### Exercise description
Rewrite the items from the beginning through the line that contains "collapsed-arrow-icon: ▶ (224, 60, 232, 69)", substituting "grip-icon" for "drag-handle-icon" and leaving everything else as it is.

....

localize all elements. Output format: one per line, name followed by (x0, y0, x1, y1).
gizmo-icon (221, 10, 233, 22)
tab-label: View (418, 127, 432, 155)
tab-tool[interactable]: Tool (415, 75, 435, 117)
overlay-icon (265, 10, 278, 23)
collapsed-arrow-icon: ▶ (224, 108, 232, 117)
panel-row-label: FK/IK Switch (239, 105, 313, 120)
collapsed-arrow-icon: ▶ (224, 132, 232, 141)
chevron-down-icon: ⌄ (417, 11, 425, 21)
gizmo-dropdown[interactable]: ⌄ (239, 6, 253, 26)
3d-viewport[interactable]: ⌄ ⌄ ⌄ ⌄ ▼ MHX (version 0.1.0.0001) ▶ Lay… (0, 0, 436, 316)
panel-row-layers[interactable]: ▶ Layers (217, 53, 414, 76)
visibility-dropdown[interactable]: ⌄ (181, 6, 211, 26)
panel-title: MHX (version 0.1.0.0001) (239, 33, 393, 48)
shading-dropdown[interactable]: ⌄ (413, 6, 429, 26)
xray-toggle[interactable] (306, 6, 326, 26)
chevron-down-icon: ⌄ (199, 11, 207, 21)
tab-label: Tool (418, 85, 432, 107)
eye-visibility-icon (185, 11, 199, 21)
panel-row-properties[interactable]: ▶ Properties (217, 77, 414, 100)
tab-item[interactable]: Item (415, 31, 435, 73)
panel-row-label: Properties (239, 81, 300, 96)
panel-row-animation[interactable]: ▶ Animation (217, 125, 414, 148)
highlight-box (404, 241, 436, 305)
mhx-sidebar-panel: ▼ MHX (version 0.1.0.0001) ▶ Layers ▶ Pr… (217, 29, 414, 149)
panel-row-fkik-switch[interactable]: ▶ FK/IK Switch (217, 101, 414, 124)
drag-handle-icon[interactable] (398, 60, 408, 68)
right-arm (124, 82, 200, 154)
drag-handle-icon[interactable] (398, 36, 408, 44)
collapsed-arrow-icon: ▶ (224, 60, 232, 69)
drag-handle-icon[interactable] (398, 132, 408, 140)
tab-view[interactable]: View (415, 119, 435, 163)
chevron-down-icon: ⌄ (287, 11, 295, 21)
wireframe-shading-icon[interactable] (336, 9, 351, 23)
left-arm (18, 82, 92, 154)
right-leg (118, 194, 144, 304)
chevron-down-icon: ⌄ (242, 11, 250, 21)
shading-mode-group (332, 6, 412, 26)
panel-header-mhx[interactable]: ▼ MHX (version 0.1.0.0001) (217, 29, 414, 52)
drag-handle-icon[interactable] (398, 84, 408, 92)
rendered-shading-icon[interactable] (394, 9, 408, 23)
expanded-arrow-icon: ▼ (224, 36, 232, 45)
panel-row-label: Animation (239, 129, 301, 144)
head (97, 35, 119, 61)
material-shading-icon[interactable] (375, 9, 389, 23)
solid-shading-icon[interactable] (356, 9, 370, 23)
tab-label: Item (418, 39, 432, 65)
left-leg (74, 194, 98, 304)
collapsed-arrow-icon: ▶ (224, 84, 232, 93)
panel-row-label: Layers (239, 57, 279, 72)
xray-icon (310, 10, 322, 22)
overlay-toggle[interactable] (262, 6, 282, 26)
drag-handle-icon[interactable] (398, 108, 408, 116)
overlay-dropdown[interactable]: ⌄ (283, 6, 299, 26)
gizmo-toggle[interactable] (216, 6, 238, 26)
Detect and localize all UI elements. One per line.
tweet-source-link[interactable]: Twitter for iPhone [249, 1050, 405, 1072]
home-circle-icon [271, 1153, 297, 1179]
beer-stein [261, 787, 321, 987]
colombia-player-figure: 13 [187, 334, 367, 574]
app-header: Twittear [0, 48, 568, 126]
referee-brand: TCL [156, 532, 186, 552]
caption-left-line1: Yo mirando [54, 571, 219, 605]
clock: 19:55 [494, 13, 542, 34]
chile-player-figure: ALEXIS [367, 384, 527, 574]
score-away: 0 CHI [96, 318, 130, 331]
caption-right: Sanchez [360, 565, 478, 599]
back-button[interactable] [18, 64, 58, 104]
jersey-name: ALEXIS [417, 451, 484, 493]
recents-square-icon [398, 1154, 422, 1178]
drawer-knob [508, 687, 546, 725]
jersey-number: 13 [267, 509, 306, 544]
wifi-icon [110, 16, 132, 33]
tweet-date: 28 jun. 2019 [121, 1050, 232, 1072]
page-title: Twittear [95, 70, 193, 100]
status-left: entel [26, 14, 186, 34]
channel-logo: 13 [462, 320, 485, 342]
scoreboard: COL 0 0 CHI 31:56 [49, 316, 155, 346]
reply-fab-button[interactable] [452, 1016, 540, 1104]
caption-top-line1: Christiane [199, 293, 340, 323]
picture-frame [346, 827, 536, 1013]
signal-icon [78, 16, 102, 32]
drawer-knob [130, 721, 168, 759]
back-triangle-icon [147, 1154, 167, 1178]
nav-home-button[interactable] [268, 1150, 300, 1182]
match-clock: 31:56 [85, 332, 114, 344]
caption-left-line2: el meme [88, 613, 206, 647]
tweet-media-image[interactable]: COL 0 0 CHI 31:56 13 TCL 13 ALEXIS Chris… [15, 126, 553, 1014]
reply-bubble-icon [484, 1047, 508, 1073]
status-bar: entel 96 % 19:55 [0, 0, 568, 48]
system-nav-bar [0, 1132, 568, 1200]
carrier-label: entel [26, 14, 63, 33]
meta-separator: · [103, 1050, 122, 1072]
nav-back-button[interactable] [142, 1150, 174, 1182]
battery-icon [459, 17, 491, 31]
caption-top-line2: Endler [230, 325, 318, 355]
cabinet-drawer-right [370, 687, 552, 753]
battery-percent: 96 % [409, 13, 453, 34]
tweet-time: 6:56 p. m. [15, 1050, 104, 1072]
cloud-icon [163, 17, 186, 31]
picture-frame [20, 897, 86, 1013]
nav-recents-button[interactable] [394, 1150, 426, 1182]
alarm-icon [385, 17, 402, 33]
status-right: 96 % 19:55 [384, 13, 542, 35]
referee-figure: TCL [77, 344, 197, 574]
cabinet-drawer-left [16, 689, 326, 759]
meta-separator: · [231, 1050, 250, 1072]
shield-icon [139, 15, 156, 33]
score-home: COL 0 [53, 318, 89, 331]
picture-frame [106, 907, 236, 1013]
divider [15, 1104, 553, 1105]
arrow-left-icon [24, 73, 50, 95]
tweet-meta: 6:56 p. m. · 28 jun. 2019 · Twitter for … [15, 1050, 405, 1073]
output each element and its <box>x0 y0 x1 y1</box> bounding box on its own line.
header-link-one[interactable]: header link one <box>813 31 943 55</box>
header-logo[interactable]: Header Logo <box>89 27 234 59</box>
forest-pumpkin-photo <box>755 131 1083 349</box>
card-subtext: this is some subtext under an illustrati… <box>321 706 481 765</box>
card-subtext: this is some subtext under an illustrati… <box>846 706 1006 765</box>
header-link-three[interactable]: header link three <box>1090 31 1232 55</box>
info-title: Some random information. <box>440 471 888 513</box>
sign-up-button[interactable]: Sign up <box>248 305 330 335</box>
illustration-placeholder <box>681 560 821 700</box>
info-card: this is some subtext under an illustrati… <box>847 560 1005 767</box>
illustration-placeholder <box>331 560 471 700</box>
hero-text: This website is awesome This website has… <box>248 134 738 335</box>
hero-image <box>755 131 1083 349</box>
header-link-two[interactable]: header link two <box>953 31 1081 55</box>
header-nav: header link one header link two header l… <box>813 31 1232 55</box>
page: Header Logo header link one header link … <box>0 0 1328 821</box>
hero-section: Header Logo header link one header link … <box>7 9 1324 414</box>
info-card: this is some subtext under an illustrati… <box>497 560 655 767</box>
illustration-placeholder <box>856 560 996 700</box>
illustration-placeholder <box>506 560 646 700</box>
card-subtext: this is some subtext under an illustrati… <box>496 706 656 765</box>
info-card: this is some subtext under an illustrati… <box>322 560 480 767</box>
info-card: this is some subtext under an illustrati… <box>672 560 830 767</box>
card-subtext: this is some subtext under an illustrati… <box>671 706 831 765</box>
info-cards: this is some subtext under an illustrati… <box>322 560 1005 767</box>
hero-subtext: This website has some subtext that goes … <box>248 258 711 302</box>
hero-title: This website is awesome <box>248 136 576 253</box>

....

### Output
localize all elements. Output format: one per line, name followed by (x0, y0, x1, y1).
gizmo-icon (221, 10, 233, 22)
tab-label: View (418, 127, 432, 155)
tab-tool[interactable]: Tool (415, 75, 435, 117)
overlay-icon (265, 10, 278, 23)
collapsed-arrow-icon: ▶ (224, 108, 232, 117)
panel-row-label: FK/IK Switch (239, 105, 313, 120)
collapsed-arrow-icon: ▶ (224, 132, 232, 141)
chevron-down-icon: ⌄ (417, 11, 425, 21)
gizmo-dropdown[interactable]: ⌄ (239, 6, 253, 26)
3d-viewport[interactable]: ⌄ ⌄ ⌄ ⌄ ▼ MHX (version 0.1.0.0001) ▶ Lay… (0, 0, 436, 316)
panel-row-layers[interactable]: ▶ Layers (217, 53, 414, 76)
visibility-dropdown[interactable]: ⌄ (181, 6, 211, 26)
panel-title: MHX (version 0.1.0.0001) (239, 33, 393, 48)
shading-dropdown[interactable]: ⌄ (413, 6, 429, 26)
xray-toggle[interactable] (306, 6, 326, 26)
chevron-down-icon: ⌄ (199, 11, 207, 21)
tab-label: Tool (418, 85, 432, 107)
eye-visibility-icon (185, 11, 199, 21)
panel-row-properties[interactable]: ▶ Properties (217, 77, 414, 100)
tab-item[interactable]: Item (415, 31, 435, 73)
panel-row-label: Properties (239, 81, 300, 96)
panel-row-animation[interactable]: ▶ Animation (217, 125, 414, 148)
highlight-box (404, 241, 436, 305)
mhx-sidebar-panel: ▼ MHX (version 0.1.0.0001) ▶ Layers ▶ Pr… (217, 29, 414, 149)
panel-row-fkik-switch[interactable]: ▶ FK/IK Switch (217, 101, 414, 124)
grip-icon[interactable] (398, 60, 408, 68)
right-arm (124, 82, 200, 154)
grip-icon[interactable] (398, 36, 408, 44)
collapsed-arrow-icon: ▶ (224, 60, 232, 69)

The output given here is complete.